* Aufgabenstellung *
Übernimm alle Zeilen der nachstehenden Datensätze Zeichen für Zeichen und ohne jede Änderung.

* Datenauszug *
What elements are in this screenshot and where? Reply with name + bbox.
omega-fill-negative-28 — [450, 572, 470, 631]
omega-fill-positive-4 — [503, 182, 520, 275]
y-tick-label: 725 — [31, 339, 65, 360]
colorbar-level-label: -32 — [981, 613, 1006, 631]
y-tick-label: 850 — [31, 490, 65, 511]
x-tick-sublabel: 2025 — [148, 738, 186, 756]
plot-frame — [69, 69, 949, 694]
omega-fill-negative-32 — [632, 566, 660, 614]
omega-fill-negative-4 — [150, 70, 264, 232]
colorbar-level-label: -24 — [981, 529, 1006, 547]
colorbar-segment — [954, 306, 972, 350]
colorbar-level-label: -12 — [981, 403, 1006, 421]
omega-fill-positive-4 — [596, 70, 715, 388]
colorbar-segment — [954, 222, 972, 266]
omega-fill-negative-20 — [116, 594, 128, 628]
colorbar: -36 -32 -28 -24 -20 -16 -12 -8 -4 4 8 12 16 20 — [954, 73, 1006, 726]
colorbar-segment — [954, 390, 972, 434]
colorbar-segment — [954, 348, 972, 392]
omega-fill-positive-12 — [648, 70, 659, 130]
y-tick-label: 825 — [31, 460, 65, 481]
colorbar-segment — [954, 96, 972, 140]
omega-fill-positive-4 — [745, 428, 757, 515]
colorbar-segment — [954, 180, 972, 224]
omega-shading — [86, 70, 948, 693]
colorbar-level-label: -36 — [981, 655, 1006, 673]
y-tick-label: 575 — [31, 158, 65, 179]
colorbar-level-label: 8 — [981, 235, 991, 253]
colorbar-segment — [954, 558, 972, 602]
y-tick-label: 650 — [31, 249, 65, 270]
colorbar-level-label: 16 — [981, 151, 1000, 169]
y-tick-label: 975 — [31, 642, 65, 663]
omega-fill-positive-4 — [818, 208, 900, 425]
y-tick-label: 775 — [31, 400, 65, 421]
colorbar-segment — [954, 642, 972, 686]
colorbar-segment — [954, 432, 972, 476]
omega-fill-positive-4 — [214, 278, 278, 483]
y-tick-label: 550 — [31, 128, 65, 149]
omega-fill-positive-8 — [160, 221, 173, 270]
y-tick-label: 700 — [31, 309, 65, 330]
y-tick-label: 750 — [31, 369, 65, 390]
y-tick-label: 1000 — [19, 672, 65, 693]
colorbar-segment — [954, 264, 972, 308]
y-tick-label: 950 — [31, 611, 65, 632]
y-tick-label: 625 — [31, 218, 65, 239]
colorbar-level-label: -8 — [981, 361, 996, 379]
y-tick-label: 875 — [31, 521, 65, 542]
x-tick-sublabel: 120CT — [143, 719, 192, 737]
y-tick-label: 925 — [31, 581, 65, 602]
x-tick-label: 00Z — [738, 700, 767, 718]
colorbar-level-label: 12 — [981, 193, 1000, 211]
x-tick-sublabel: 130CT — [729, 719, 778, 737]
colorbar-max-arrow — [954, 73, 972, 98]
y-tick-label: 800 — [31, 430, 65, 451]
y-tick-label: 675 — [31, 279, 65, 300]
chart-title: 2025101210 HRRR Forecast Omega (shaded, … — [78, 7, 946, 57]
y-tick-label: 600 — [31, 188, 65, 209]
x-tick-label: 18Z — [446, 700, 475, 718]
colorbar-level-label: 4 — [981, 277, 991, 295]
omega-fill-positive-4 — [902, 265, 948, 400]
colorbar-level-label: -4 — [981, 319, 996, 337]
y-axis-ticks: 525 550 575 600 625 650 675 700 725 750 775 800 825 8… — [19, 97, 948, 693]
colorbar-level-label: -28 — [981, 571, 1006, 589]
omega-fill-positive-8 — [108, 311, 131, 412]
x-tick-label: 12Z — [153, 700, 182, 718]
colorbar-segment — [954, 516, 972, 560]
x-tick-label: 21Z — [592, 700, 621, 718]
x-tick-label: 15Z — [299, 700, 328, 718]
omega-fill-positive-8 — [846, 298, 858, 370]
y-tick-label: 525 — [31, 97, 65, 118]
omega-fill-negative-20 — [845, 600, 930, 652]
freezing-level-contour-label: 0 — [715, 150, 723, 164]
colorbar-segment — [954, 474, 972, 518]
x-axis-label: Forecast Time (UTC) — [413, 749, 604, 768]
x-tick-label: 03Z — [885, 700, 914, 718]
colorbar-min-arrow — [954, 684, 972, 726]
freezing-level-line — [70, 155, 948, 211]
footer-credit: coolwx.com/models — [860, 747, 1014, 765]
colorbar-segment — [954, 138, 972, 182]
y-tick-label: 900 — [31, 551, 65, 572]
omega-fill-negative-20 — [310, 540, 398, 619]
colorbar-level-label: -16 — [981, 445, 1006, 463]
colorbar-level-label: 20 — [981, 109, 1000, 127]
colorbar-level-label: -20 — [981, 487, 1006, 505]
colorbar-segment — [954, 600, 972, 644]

* Gelöste Aufgabe *
What elements are in this screenshot and where? Reply with name + bbox.
omega-fill-negative-28 — [450, 572, 470, 631]
omega-fill-positive-4 — [503, 182, 520, 275]
y-tick-label: 725 — [31, 339, 65, 360]
colorbar-level-label: -32 — [981, 613, 1006, 631]
y-tick-label: 850 — [31, 490, 65, 511]
x-tick-sublabel: 2025 — [148, 738, 186, 756]
plot-frame — [69, 69, 949, 694]
omega-fill-negative-32 — [632, 566, 660, 614]
omega-fill-negative-4 — [150, 70, 264, 232]
colorbar-level-label: -24 — [981, 529, 1006, 547]
colorbar-segment — [954, 306, 972, 350]
colorbar-level-label: -12 — [981, 403, 1006, 421]
omega-fill-positive-4 — [596, 70, 715, 388]
colorbar-segment — [954, 222, 972, 266]
omega-fill-negative-20 — [116, 594, 128, 628]
colorbar: -36 -32 -28 -24 -20 -16 -12 -8 -4 4 8 12 16 20 — [954, 73, 1006, 726]
colorbar-segment — [954, 390, 972, 434]
colorbar-segment — [954, 348, 972, 392]
omega-fill-positive-12 — [648, 70, 659, 130]
y-tick-label: 825 — [31, 460, 65, 481]
colorbar-segment — [954, 96, 972, 140]
omega-fill-positive-4 — [745, 428, 757, 515]
colorbar-segment — [954, 180, 972, 224]
omega-shading — [86, 70, 948, 693]
colorbar-level-label: -36 — [981, 655, 1006, 673]
y-tick-label: 575 — [31, 158, 65, 179]
colorbar-level-label: 8 — [981, 235, 991, 253]
colorbar-segment — [954, 558, 972, 602]
y-tick-label: 650 — [31, 249, 65, 270]
colorbar-level-label: 16 — [981, 151, 1000, 169]
y-tick-label: 975 — [31, 642, 65, 663]
omega-fill-positive-4 — [818, 208, 900, 425]
y-tick-label: 775 — [31, 400, 65, 421]
colorbar-segment — [954, 642, 972, 686]
colorbar-segment — [954, 432, 972, 476]
omega-fill-positive-4 — [214, 278, 278, 483]
y-tick-label: 550 — [31, 128, 65, 149]
omega-fill-positive-8 — [160, 221, 173, 270]
y-tick-label: 700 — [31, 309, 65, 330]
y-tick-label: 750 — [31, 369, 65, 390]
y-tick-label: 1000 — [19, 672, 65, 693]
colorbar-segment — [954, 264, 972, 308]
y-tick-label: 950 — [31, 611, 65, 632]
y-tick-label: 625 — [31, 218, 65, 239]
colorbar-level-label: -8 — [981, 361, 996, 379]
y-tick-label: 875 — [31, 521, 65, 542]
x-tick-sublabel: 120CT — [143, 719, 192, 737]
y-tick-label: 925 — [31, 581, 65, 602]
x-tick-label: 00Z — [738, 700, 767, 718]
colorbar-level-label: 12 — [981, 193, 1000, 211]
x-tick-sublabel: 130CT — [729, 719, 778, 737]
colorbar-max-arrow — [954, 73, 972, 98]
y-tick-label: 800 — [31, 430, 65, 451]
y-tick-label: 675 — [31, 279, 65, 300]
chart-title: 2025101210 HRRR Forecast Omega (shaded, … — [78, 7, 946, 57]
y-tick-label: 600 — [31, 188, 65, 209]
x-tick-label: 18Z — [446, 700, 475, 718]
colorbar-level-label: 4 — [981, 277, 991, 295]
omega-fill-positive-4 — [902, 265, 948, 400]
colorbar-level-label: -4 — [981, 319, 996, 337]
y-axis-ticks: 525 550 575 600 625 650 675 700 725 750 775 800 825 8… — [19, 97, 948, 693]
colorbar-level-label: -28 — [981, 571, 1006, 589]
omega-fill-positive-8 — [108, 311, 131, 412]
x-tick-label: 12Z — [153, 700, 182, 718]
colorbar-segment — [954, 516, 972, 560]
x-tick-label: 21Z — [592, 700, 621, 718]
x-tick-label: 15Z — [299, 700, 328, 718]
omega-fill-positive-8 — [846, 298, 858, 370]
y-tick-label: 525 — [31, 97, 65, 118]
omega-fill-negative-20 — [845, 600, 930, 652]
freezing-level-contour-label: 0 — [715, 150, 723, 164]
colorbar-segment — [954, 474, 972, 518]
x-axis-label: Forecast Time (UTC) — [413, 749, 604, 768]
x-tick-label: 03Z — [885, 700, 914, 718]
colorbar-min-arrow — [954, 684, 972, 726]
freezing-level-line — [70, 155, 948, 211]
footer-credit: coolwx.com/models — [860, 747, 1014, 765]
colorbar-segment — [954, 138, 972, 182]
y-tick-label: 900 — [31, 551, 65, 572]
omega-fill-negative-20 — [310, 540, 398, 619]
colorbar-level-label: -16 — [981, 445, 1006, 463]
colorbar-level-label: 20 — [981, 109, 1000, 127]
colorbar-level-label: -20 — [981, 487, 1006, 505]
colorbar-segment — [954, 600, 972, 644]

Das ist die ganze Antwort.